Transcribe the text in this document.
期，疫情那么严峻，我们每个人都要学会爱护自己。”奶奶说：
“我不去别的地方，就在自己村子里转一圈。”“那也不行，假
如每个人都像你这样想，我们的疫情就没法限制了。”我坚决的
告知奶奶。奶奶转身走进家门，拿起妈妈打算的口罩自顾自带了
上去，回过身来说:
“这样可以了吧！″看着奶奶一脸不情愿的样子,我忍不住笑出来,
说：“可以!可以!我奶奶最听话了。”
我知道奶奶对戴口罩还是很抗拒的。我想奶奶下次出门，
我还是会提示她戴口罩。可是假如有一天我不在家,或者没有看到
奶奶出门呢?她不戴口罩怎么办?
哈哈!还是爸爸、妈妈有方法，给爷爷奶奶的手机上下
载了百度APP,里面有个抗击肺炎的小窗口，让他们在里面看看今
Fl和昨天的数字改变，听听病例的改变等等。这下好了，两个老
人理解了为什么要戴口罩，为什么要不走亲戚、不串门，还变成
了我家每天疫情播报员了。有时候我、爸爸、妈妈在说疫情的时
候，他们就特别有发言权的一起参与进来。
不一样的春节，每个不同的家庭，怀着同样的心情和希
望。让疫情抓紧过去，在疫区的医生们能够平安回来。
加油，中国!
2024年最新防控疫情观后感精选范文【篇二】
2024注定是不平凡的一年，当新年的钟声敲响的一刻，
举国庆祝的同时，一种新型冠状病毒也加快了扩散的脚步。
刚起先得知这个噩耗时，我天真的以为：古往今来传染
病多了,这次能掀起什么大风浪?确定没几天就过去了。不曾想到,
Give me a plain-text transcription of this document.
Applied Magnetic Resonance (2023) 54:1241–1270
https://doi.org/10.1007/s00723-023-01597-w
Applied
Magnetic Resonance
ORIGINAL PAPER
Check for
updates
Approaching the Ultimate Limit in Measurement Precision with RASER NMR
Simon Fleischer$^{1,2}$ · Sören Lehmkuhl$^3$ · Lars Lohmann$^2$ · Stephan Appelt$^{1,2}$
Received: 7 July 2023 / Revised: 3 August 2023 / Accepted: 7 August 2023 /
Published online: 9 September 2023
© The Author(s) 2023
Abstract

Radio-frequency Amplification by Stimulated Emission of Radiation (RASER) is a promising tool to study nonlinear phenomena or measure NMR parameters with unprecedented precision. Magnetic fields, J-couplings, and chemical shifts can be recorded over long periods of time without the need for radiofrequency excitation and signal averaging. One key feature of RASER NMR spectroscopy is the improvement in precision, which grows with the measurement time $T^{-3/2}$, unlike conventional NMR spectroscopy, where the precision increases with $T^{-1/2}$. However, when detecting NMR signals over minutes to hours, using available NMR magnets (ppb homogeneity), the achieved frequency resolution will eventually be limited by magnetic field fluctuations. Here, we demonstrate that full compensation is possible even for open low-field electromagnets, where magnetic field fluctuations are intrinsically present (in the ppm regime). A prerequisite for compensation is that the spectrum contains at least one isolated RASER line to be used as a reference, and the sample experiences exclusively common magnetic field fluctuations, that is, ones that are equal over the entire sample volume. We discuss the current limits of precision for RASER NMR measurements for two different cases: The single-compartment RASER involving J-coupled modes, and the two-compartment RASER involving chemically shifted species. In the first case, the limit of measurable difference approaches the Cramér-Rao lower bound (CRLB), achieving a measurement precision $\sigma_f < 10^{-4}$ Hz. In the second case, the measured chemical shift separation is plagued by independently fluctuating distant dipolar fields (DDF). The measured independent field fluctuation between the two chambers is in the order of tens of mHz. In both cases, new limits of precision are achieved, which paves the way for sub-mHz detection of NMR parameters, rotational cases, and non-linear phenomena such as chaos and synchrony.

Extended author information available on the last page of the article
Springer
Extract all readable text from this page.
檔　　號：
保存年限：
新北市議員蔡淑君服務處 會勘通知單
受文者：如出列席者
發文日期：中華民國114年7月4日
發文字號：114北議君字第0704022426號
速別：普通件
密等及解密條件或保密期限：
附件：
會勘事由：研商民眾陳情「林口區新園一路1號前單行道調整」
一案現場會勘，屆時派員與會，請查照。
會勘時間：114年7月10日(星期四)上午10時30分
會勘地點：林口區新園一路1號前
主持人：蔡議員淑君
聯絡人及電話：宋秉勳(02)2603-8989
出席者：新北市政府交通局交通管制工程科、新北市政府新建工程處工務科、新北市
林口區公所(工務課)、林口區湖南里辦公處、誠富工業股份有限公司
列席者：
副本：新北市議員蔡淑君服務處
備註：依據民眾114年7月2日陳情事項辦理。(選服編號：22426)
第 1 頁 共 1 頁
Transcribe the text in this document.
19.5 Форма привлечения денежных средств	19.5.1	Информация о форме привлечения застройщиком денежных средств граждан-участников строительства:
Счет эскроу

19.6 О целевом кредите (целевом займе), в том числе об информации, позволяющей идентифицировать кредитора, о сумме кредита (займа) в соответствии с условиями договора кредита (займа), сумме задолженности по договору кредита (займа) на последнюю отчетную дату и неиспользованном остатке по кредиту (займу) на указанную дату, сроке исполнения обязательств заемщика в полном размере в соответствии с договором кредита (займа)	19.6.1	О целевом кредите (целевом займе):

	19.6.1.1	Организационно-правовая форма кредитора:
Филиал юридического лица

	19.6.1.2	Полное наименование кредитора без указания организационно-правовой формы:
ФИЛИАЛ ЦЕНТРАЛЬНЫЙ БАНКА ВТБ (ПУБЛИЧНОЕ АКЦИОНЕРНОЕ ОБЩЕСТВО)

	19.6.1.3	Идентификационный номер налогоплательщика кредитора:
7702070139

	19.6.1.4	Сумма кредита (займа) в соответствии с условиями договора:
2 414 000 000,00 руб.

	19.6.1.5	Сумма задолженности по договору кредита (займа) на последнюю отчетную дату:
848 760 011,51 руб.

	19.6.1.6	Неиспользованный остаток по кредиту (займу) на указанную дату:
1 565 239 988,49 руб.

━━━━

**Required task:** Above are the records. Copy every line in them holding "дату".

**Answer:**
19.6 О целевом кредите (целевом займе), в том числе об информации, позволяющей идентифицировать кредитора, о сумме кредита (займа) в соответствии с условиями договора кредита (займа), сумме задолженности по договору кредита (займа) на последнюю отчетную дату и неиспользованном остатке по кредиту (займу) на указанную дату, сроке исполнения обязательств заемщика в полном размере в соответствии с договором кредита (займа)	19.6.1	О целевом кредите (целевом займе):
	19.6.1.5	Сумма задолженности по договору кредита (займа) на последнюю отчетную дату:
	19.6.1.6	Неиспользованный остаток по кредиту (займу) на указанную дату:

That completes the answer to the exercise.